In the data that follows, count every line holding the string "JSON" and give the count alone.

--------------------------------------------------

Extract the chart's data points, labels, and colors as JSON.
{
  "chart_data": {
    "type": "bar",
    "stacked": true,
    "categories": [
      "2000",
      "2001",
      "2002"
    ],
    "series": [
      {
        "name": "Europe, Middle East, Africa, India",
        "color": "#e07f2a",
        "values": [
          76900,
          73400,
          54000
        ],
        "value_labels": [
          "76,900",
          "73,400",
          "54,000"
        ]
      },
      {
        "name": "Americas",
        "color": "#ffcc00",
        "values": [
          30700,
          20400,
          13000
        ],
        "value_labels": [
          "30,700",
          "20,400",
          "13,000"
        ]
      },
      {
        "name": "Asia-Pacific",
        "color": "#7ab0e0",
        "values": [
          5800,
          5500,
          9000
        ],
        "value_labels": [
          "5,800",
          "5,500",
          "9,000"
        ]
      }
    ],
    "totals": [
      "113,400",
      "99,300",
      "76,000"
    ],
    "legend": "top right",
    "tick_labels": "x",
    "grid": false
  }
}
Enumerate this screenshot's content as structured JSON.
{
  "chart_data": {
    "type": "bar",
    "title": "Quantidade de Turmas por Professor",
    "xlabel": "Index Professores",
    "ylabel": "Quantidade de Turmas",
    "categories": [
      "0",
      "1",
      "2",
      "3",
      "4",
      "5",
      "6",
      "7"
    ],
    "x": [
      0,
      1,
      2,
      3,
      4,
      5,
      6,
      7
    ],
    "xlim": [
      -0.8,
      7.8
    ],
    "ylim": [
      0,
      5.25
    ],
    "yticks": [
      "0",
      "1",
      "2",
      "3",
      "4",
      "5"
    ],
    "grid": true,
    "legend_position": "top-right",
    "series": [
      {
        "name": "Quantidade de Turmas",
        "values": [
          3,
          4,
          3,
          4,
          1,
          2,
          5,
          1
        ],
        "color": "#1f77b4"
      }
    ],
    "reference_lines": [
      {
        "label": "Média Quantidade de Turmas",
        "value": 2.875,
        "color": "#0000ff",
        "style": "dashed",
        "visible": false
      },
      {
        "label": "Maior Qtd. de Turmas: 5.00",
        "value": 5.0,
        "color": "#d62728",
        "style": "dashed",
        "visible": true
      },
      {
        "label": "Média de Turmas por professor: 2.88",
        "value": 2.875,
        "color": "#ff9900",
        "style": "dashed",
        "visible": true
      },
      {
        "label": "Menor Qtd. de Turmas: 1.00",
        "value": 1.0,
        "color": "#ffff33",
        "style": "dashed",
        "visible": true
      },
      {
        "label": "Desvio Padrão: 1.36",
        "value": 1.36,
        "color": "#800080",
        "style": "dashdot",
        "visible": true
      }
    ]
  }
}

--------------------------------------------------

§ FINISHED ANSWER: 2